____ RECORDS SUPPLIED
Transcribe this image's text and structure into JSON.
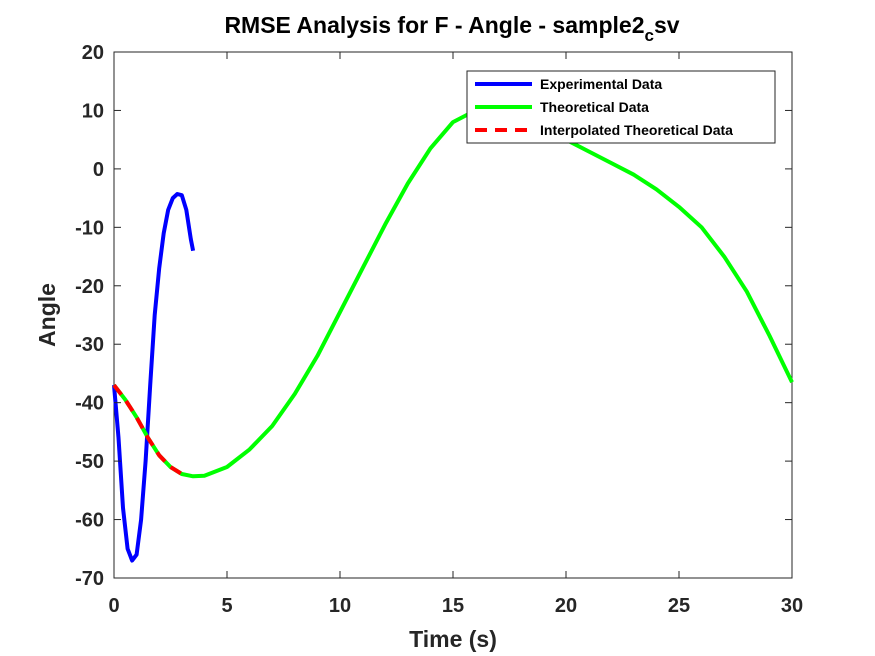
{
  "chart_data": {
    "type": "line",
    "title": "RMSE Analysis for F - Angle - sample2",
    "title_subscript": "c",
    "title_suffix": "sv",
    "xlabel": "Time (s)",
    "ylabel": "Angle",
    "xlim": [
      0,
      30
    ],
    "ylim": [
      -70,
      20
    ],
    "xticks": [
      0,
      5,
      10,
      15,
      20,
      25,
      30
    ],
    "yticks": [
      20,
      10,
      0,
      -10,
      -20,
      -30,
      -40,
      -50,
      -60,
      -70
    ],
    "grid": false,
    "legend_position": "top-right",
    "series": [
      {
        "name": "Experimental Data",
        "color": "#0000ff",
        "style": "solid",
        "x": [
          0.0,
          0.2,
          0.4,
          0.6,
          0.8,
          1.0,
          1.2,
          1.4,
          1.6,
          1.8,
          2.0,
          2.2,
          2.4,
          2.6,
          2.8,
          3.0,
          3.2,
          3.4,
          3.5
        ],
        "y": [
          -37,
          -46,
          -58,
          -65,
          -67,
          -66,
          -60,
          -50,
          -37,
          -25,
          -17,
          -11,
          -7,
          -5,
          -4.3,
          -4.5,
          -7,
          -12,
          -14
        ]
      },
      {
        "name": "Theoretical Data",
        "color": "#00ff00",
        "style": "solid",
        "x": [
          0,
          0.5,
          1,
          1.5,
          2,
          2.5,
          3,
          3.5,
          4,
          5,
          6,
          7,
          8,
          9,
          10,
          11,
          12,
          13,
          14,
          15,
          16,
          17,
          18,
          19,
          20,
          21,
          22,
          23,
          24,
          25,
          26,
          27,
          28,
          29,
          30
        ],
        "y": [
          -37,
          -39.5,
          -42.5,
          -46,
          -49,
          -51,
          -52.2,
          -52.6,
          -52.5,
          -51,
          -48,
          -44,
          -38.5,
          -32,
          -24.5,
          -17,
          -9.5,
          -2.5,
          3.5,
          8,
          10,
          10,
          9,
          7,
          5,
          3,
          1,
          -1,
          -3.5,
          -6.5,
          -10,
          -15,
          -21,
          -28.5,
          -36.5
        ]
      },
      {
        "name": "Interpolated Theoretical Data",
        "color": "#ff0000",
        "style": "dashed",
        "x": [
          0,
          0.5,
          1,
          1.5,
          2,
          2.5,
          3
        ],
        "y": [
          -37,
          -39.5,
          -42.5,
          -46,
          -49,
          -51,
          -52.2
        ]
      }
    ]
  }
}
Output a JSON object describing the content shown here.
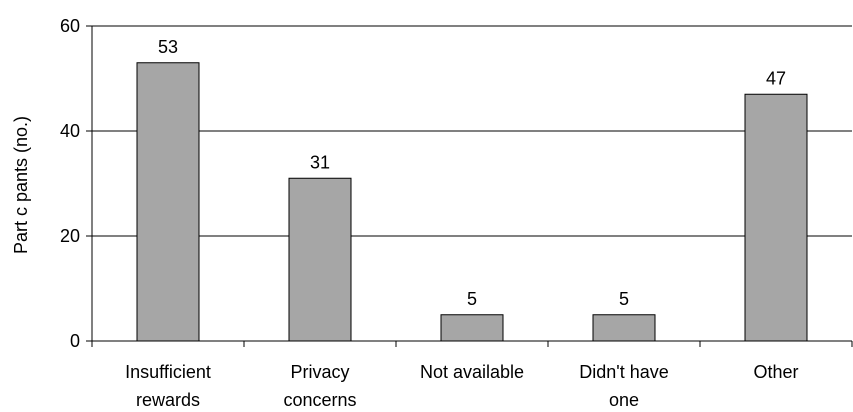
{
  "chart_data": {
    "type": "bar",
    "title": "",
    "xlabel": "",
    "ylabel": "Part c pants (no.)",
    "categories": [
      [
        "Insufficient",
        "rewards"
      ],
      [
        "Privacy",
        "concerns"
      ],
      [
        "Not available"
      ],
      [
        "Didn't have",
        "one"
      ],
      [
        "Other"
      ]
    ],
    "values": [
      53,
      31,
      5,
      5,
      47
    ],
    "ylim": [
      0,
      60
    ],
    "yticks": [
      0,
      20,
      40,
      60
    ],
    "grid": true,
    "legend": "none",
    "colors": {
      "bar": "#a6a6a6",
      "bar_stroke": "#000000",
      "grid": "#000000"
    }
  }
}
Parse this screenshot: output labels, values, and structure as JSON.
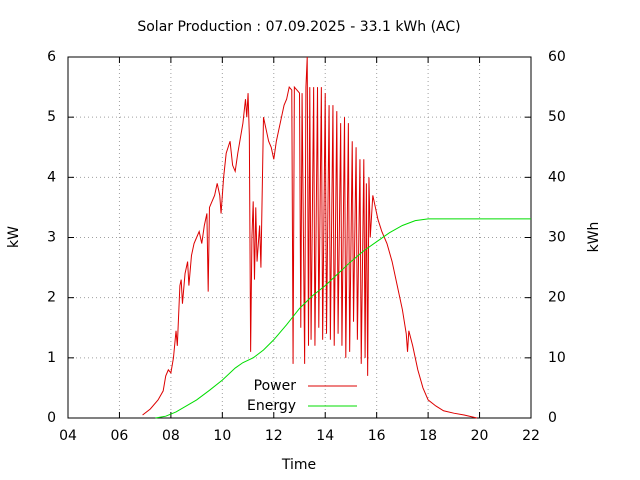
{
  "chart_data": {
    "type": "line",
    "title": "Solar Production : 07.09.2025 - 33.1 kWh (AC)",
    "xlabel": "Time",
    "ylabel": "kW",
    "y2label": "kWh",
    "xlim": [
      4,
      22
    ],
    "xticks": [
      {
        "value": 4,
        "label": "04"
      },
      {
        "value": 6,
        "label": "06"
      },
      {
        "value": 8,
        "label": "08"
      },
      {
        "value": 10,
        "label": "10"
      },
      {
        "value": 12,
        "label": "12"
      },
      {
        "value": 14,
        "label": "14"
      },
      {
        "value": 16,
        "label": "16"
      },
      {
        "value": 18,
        "label": "18"
      },
      {
        "value": 20,
        "label": "20"
      },
      {
        "value": 22,
        "label": "22"
      }
    ],
    "ylim": [
      0,
      6
    ],
    "yticks": [
      0,
      1,
      2,
      3,
      4,
      5,
      6
    ],
    "y2lim": [
      0,
      60
    ],
    "y2ticks": [
      0,
      10,
      20,
      30,
      40,
      50,
      60
    ],
    "grid": true,
    "legend": "bottom",
    "series": [
      {
        "name": "Power",
        "color": "#dd0000",
        "x": [
          6.9,
          7.2,
          7.5,
          7.7,
          7.8,
          7.9,
          8.0,
          8.1,
          8.2,
          8.25,
          8.35,
          8.4,
          8.45,
          8.55,
          8.65,
          8.7,
          8.8,
          8.9,
          9.0,
          9.1,
          9.2,
          9.3,
          9.4,
          9.45,
          9.5,
          9.7,
          9.8,
          9.9,
          9.95,
          10.05,
          10.15,
          10.3,
          10.4,
          10.5,
          10.6,
          10.8,
          10.9,
          10.95,
          11.0,
          11.05,
          11.1,
          11.15,
          11.2,
          11.25,
          11.3,
          11.35,
          11.45,
          11.5,
          11.6,
          11.7,
          11.8,
          11.9,
          12.0,
          12.1,
          12.2,
          12.3,
          12.4,
          12.5,
          12.6,
          12.7,
          12.75,
          12.8,
          12.9,
          13.0,
          13.05,
          13.1,
          13.2,
          13.25,
          13.3,
          13.35,
          13.4,
          13.45,
          13.55,
          13.6,
          13.7,
          13.75,
          13.85,
          13.9,
          14.0,
          14.05,
          14.15,
          14.2,
          14.3,
          14.35,
          14.45,
          14.5,
          14.6,
          14.65,
          14.75,
          14.8,
          14.9,
          14.95,
          15.05,
          15.1,
          15.2,
          15.25,
          15.35,
          15.4,
          15.5,
          15.55,
          15.6,
          15.65,
          15.7,
          15.75,
          15.85,
          15.95,
          16.05,
          16.2,
          16.4,
          16.6,
          16.8,
          17.0,
          17.15,
          17.2,
          17.25,
          17.4,
          17.6,
          17.8,
          18.0,
          18.3,
          18.6,
          19.0,
          19.4,
          19.9
        ],
        "values": [
          0.05,
          0.15,
          0.3,
          0.45,
          0.7,
          0.8,
          0.75,
          1.0,
          1.45,
          1.2,
          2.2,
          2.3,
          1.9,
          2.4,
          2.6,
          2.2,
          2.7,
          2.9,
          3.0,
          3.1,
          2.9,
          3.2,
          3.4,
          2.1,
          3.5,
          3.7,
          3.9,
          3.7,
          3.4,
          4.0,
          4.4,
          4.6,
          4.2,
          4.1,
          4.4,
          4.9,
          5.3,
          5.0,
          5.4,
          4.7,
          1.1,
          3.0,
          3.6,
          2.3,
          3.5,
          2.6,
          3.2,
          2.5,
          5.0,
          4.8,
          4.6,
          4.5,
          4.3,
          4.6,
          4.8,
          5.0,
          5.2,
          5.3,
          5.5,
          5.45,
          0.9,
          5.5,
          5.45,
          5.4,
          1.5,
          5.4,
          0.9,
          5.5,
          6.0,
          1.2,
          5.5,
          1.3,
          5.5,
          1.2,
          5.5,
          1.5,
          5.5,
          1.3,
          5.4,
          1.4,
          5.2,
          1.3,
          5.2,
          1.2,
          5.1,
          1.4,
          4.9,
          1.2,
          5.0,
          1.0,
          4.9,
          1.1,
          4.6,
          1.6,
          4.5,
          1.3,
          4.3,
          0.9,
          4.3,
          1.0,
          3.9,
          0.7,
          4.0,
          3.0,
          3.7,
          3.5,
          3.3,
          3.1,
          2.9,
          2.6,
          2.2,
          1.8,
          1.4,
          1.1,
          1.45,
          1.2,
          0.8,
          0.5,
          0.3,
          0.2,
          0.12,
          0.08,
          0.05,
          0.0
        ]
      },
      {
        "name": "Energy",
        "color": "#00dd00",
        "axis": "y2",
        "x": [
          7.4,
          7.8,
          8.2,
          8.6,
          9.0,
          9.5,
          10.0,
          10.5,
          10.8,
          11.2,
          11.6,
          12.0,
          12.5,
          13.0,
          13.5,
          14.0,
          14.5,
          15.0,
          15.5,
          16.0,
          16.5,
          17.0,
          17.5,
          18.0,
          19.0,
          20.0,
          22.0
        ],
        "values": [
          0,
          0.3,
          1.0,
          2.0,
          3.0,
          4.6,
          6.3,
          8.3,
          9.2,
          10.0,
          11.3,
          13.0,
          15.5,
          18.2,
          20.3,
          22.0,
          24.0,
          26.0,
          27.8,
          29.3,
          30.8,
          32.0,
          32.8,
          33.1,
          33.1,
          33.1,
          33.1
        ]
      }
    ]
  }
}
________
REQUIRED TASK ::
Look through the material and say how many lines hold "structure". Give the number only.

EXERCISE RESPONSE ::
2